Information shown:
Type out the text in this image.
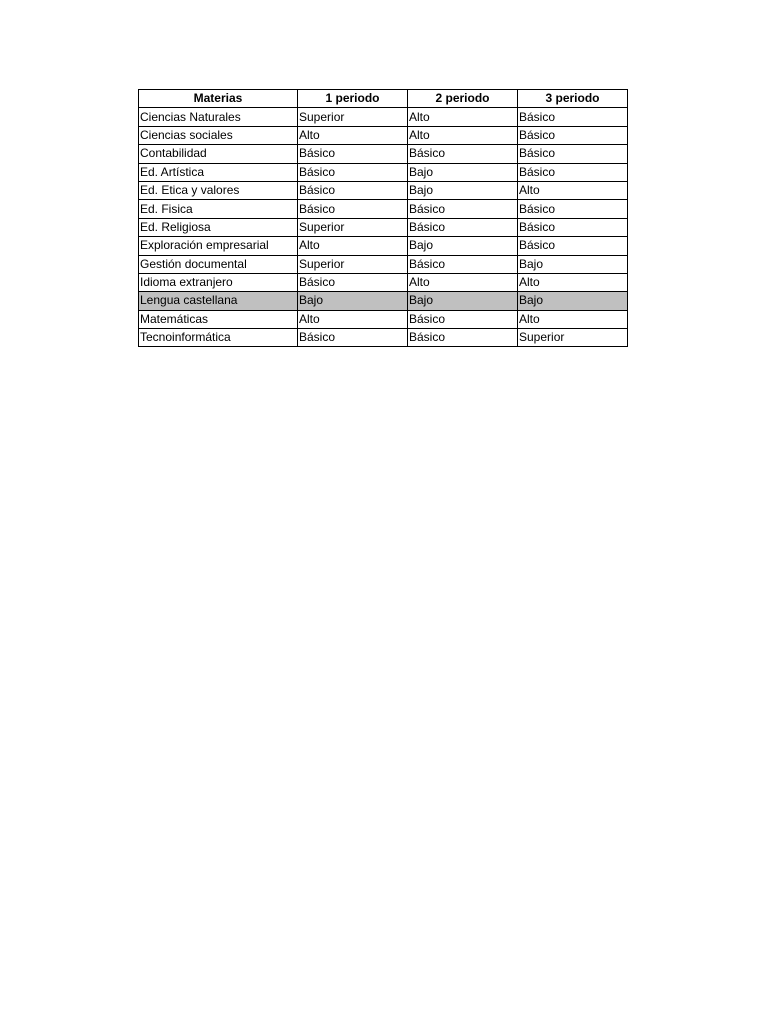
Materias	1 periodo	2 periodo	3 periodo
Ciencias Naturales	Superior	Alto	Básico
Ciencias sociales	Alto	Alto	Básico
Contabilidad	Básico	Básico	Básico
Ed. Artística	Básico	Bajo	Básico
Ed. Etica y valores	Básico	Bajo	Alto
Ed. Fisica	Básico	Básico	Básico
Ed. Religiosa	Superior	Básico	Básico
Exploración empresarial	Alto	Bajo	Básico
Gestión documental	Superior	Básico	Bajo
Idioma extranjero	Básico	Alto	Alto
Lengua castellana	Bajo	Bajo	Bajo
Matemáticas	Alto	Básico	Alto
Tecnoinformática	Básico	Básico	Superior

Written instruction:
The entries above are to be returned exactly, without their pictures.

Response below:
Type out the text in this image.
Materias	1 periodo	2 periodo	3 periodo
Ciencias Naturales	Superior	Alto	Básico
Ciencias sociales	Alto	Alto	Básico
Contabilidad	Básico	Básico	Básico
Ed. Artística	Básico	Bajo	Básico
Ed. Etica y valores	Básico	Bajo	Alto
Ed. Fisica	Básico	Básico	Básico
Ed. Religiosa	Superior	Básico	Básico
Exploración empresarial	Alto	Bajo	Básico
Gestión documental	Superior	Básico	Bajo
Idioma extranjero	Básico	Alto	Alto
Lengua castellana	Bajo	Bajo	Bajo
Matemáticas	Alto	Básico	Alto
Tecnoinformática	Básico	Básico	Superior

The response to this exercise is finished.